▶ **Task instructions**
Every record here needs to be written out again exactly.

▶ **Material supplied**
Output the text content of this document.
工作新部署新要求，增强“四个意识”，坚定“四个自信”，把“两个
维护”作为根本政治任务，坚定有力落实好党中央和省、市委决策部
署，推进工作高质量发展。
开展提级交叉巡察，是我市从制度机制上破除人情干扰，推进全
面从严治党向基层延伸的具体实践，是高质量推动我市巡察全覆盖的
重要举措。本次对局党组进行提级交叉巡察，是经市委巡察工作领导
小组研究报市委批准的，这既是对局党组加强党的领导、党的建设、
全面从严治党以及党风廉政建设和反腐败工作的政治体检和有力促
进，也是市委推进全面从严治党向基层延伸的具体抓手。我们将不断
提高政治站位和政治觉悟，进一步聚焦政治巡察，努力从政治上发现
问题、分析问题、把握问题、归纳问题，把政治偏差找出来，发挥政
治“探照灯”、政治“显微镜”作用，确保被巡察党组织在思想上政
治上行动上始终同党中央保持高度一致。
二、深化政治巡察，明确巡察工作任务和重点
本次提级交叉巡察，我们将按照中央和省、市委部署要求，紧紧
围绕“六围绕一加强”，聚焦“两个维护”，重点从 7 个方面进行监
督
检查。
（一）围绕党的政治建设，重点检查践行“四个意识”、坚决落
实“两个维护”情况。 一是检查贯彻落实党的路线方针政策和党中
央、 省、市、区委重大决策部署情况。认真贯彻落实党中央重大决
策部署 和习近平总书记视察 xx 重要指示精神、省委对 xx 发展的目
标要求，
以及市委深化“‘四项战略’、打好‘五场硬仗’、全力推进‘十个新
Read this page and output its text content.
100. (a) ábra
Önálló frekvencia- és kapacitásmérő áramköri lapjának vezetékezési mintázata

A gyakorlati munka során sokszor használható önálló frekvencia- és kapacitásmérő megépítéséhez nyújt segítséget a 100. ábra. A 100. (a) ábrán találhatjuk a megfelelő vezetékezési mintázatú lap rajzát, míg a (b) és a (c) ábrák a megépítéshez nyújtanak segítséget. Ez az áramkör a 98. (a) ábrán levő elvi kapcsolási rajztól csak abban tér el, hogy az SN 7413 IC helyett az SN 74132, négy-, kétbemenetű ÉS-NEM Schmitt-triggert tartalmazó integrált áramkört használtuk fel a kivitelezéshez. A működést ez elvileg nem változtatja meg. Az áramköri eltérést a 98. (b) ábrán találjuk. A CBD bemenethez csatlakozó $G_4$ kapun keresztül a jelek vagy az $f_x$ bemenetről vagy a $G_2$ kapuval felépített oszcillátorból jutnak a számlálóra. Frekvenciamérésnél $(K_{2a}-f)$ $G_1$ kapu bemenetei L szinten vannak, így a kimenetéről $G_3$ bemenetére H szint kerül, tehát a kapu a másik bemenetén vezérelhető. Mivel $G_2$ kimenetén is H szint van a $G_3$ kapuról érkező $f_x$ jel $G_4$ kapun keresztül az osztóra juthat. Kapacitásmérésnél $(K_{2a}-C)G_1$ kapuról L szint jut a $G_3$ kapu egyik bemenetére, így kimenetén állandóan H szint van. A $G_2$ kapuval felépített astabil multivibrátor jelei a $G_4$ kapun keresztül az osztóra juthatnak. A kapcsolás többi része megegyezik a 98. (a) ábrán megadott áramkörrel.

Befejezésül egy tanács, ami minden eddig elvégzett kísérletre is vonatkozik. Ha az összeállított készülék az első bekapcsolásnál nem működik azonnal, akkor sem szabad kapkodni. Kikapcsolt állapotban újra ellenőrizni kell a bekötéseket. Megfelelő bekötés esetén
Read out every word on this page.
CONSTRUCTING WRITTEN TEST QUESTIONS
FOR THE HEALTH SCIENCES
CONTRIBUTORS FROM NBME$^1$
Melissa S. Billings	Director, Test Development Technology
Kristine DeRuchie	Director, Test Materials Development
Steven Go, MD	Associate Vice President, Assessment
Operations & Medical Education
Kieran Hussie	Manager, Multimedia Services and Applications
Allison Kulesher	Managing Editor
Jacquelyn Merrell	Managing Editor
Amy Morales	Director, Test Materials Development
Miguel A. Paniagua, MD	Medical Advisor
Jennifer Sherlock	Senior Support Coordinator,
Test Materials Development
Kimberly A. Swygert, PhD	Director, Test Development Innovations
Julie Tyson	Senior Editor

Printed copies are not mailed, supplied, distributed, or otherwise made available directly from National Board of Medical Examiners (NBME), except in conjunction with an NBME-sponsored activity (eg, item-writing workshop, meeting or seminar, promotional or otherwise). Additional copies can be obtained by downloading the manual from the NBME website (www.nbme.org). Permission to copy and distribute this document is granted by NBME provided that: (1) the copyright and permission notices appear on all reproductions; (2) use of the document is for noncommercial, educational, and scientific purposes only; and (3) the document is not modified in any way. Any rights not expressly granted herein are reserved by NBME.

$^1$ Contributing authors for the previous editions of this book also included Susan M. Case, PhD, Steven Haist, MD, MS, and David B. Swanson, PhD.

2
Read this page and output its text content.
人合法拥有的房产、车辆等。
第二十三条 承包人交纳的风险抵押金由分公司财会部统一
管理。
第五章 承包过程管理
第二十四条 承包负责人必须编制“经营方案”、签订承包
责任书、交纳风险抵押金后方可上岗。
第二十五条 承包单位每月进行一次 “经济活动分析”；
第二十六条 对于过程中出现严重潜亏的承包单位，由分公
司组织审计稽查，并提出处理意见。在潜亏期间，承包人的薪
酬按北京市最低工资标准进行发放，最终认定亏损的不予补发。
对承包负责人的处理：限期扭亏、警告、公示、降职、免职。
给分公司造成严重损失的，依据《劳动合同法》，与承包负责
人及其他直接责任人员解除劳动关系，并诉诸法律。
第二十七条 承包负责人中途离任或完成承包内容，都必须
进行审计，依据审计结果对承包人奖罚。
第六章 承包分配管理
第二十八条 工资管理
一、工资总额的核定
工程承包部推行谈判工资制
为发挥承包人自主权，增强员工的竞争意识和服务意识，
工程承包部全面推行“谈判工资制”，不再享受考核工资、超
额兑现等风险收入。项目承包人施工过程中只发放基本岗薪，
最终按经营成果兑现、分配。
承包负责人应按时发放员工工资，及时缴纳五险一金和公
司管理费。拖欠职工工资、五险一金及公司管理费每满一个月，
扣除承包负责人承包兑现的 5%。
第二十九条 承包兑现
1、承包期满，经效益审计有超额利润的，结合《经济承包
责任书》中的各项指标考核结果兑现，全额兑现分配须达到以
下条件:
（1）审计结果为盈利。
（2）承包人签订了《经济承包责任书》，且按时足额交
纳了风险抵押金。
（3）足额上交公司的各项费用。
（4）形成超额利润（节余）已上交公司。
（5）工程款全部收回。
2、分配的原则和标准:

▶ **Expected answer**
Output the text content of this document.
工作新部署新要求，增强“四个意识”，坚定“四个自信”，把“两个
维护”作为根本政治任务，坚定有力落实好党中央和省、市委决策部
署，推进工作高质量发展。
开展提级交叉巡察，是我市从制度机制上破除人情干扰，推进全
面从严治党向基层延伸的具体实践，是高质量推动我市巡察全覆盖的
重要举措。本次对局党组进行提级交叉巡察，是经市委巡察工作领导
小组研究报市委批准的，这既是对局党组加强党的领导、党的建设、
全面从严治党以及党风廉政建设和反腐败工作的政治体检和有力促
进，也是市委推进全面从严治党向基层延伸的具体抓手。我们将不断
提高政治站位和政治觉悟，进一步聚焦政治巡察，努力从政治上发现
问题、分析问题、把握问题、归纳问题，把政治偏差找出来，发挥政
治“探照灯”、政治“显微镜”作用，确保被巡察党组织在思想上政
治上行动上始终同党中央保持高度一致。
二、深化政治巡察，明确巡察工作任务和重点
本次提级交叉巡察，我们将按照中央和省、市委部署要求，紧紧
围绕“六围绕一加强”，聚焦“两个维护”，重点从 7 个方面进行监
督
检查。
（一）围绕党的政治建设，重点检查践行“四个意识”、坚决落
实“两个维护”情况。 一是检查贯彻落实党的路线方针政策和党中
央、 省、市、区委重大决策部署情况。认真贯彻落实党中央重大决
策部署 和习近平总书记视察 xx 重要指示精神、省委对 xx 发展的目
标要求，
以及市委深化“‘四项战略’、打好‘五场硬仗’、全力推进‘十个新
Read this page and output its text content.
100. (a) ábra
Önálló frekvencia- és kapacitásmérő áramköri lapjának vezetékezési mintázata

A gyakorlati munka során sokszor használható önálló frekvencia- és kapacitásmérő megépítéséhez nyújt segítséget a 100. ábra. A 100. (a) ábrán találhatjuk a megfelelő vezetékezési mintázatú lap rajzát, míg a (b) és a (c) ábrák a megépítéshez nyújtanak segítséget. Ez az áramkör a 98. (a) ábrán levő elvi kapcsolási rajztól csak abban tér el, hogy az SN 7413 IC helyett az SN 74132, négy-, kétbemenetű ÉS-NEM Schmitt-triggert tartalmazó integrált áramkört használtuk fel a kivitelezéshez. A működést ez elvileg nem változtatja meg. Az áramköri eltérést a 98. (b) ábrán találjuk. A CBD bemenethez csatlakozó $G_4$ kapun keresztül a jelek vagy az $f_x$ bemenetről vagy a $G_2$ kapuval felépített oszcillátorból jutnak a számlálóra. Frekvenciamérésnél $(K_{2a}-f)$ $G_1$ kapu bemenetei L szinten vannak, így a kimenetéről $G_3$ bemenetére H szint kerül, tehát a kapu a másik bemenetén vezérelhető. Mivel $G_2$ kimenetén is H szint van a $G_3$ kapuról érkező $f_x$ jel $G_4$ kapun keresztül az osztóra juthat. Kapacitásmérésnél $(K_{2a}-C)G_1$ kapuról L szint jut a $G_3$ kapu egyik bemenetére, így kimenetén állandóan H szint van. A $G_2$ kapuval felépített astabil multivibrátor jelei a $G_4$ kapun keresztül az osztóra juthatnak. A kapcsolás többi része megegyezik a 98. (a) ábrán megadott áramkörrel.

Befejezésül egy tanács, ami minden eddig elvégzett kísérletre is vonatkozik. Ha az összeállított készülék az első bekapcsolásnál nem működik azonnal, akkor sem szabad kapkodni. Kikapcsolt állapotban újra ellenőrizni kell a bekötéseket. Megfelelő bekötés esetén
Read out every word on this page.
CONSTRUCTING WRITTEN TEST QUESTIONS
FOR THE HEALTH SCIENCES
CONTRIBUTORS FROM NBME$^1$
Melissa S. Billings	Director, Test Development Technology
Kristine DeRuchie	Director, Test Materials Development
Steven Go, MD	Associate Vice President, Assessment
Operations & Medical Education
Kieran Hussie	Manager, Multimedia Services and Applications
Allison Kulesher	Managing Editor
Jacquelyn Merrell	Managing Editor
Amy Morales	Director, Test Materials Development
Miguel A. Paniagua, MD	Medical Advisor
Jennifer Sherlock	Senior Support Coordinator,
Test Materials Development
Kimberly A. Swygert, PhD	Director, Test Development Innovations
Julie Tyson	Senior Editor

Printed copies are not mailed, supplied, distributed, or otherwise made available directly from National Board of Medical Examiners (NBME), except in conjunction with an NBME-sponsored activity (eg, item-writing workshop, meeting or seminar, promotional or otherwise). Additional copies can be obtained by downloading the manual from the NBME website (www.nbme.org). Permission to copy and distribute this document is granted by NBME provided that: (1) the copyright and permission notices appear on all reproductions; (2) use of the document is for noncommercial, educational, and scientific purposes only; and (3) the document is not modified in any way. Any rights not expressly granted herein are reserved by NBME.

$^1$ Contributing authors for the previous editions of this book also included Susan M. Case, PhD, Steven Haist, MD, MS, and David B. Swanson, PhD.

2
Read this page and output its text content.
人合法拥有的房产、车辆等。
第二十三条 承包人交纳的风险抵押金由分公司财会部统一
管理。
第五章 承包过程管理
第二十四条 承包负责人必须编制“经营方案”、签订承包
责任书、交纳风险抵押金后方可上岗。
第二十五条 承包单位每月进行一次 “经济活动分析”；
第二十六条 对于过程中出现严重潜亏的承包单位，由分公
司组织审计稽查，并提出处理意见。在潜亏期间，承包人的薪
酬按北京市最低工资标准进行发放，最终认定亏损的不予补发。
对承包负责人的处理：限期扭亏、警告、公示、降职、免职。
给分公司造成严重损失的，依据《劳动合同法》，与承包负责
人及其他直接责任人员解除劳动关系，并诉诸法律。
第二十七条 承包负责人中途离任或完成承包内容，都必须
进行审计，依据审计结果对承包人奖罚。
第六章 承包分配管理
第二十八条 工资管理
一、工资总额的核定
工程承包部推行谈判工资制
为发挥承包人自主权，增强员工的竞争意识和服务意识，
工程承包部全面推行“谈判工资制”，不再享受考核工资、超
额兑现等风险收入。项目承包人施工过程中只发放基本岗薪，
最终按经营成果兑现、分配。
承包负责人应按时发放员工工资，及时缴纳五险一金和公
司管理费。拖欠职工工资、五险一金及公司管理费每满一个月，
扣除承包负责人承包兑现的 5%。
第二十九条 承包兑现
1、承包期满，经效益审计有超额利润的，结合《经济承包
责任书》中的各项指标考核结果兑现，全额兑现分配须达到以
下条件:
（1）审计结果为盈利。
（2）承包人签订了《经济承包责任书》，且按时足额交
纳了风险抵押金。
（3）足额上交公司的各项费用。
（4）形成超额利润（节余）已上交公司。
（5）工程款全部收回。
2、分配的原则和标准:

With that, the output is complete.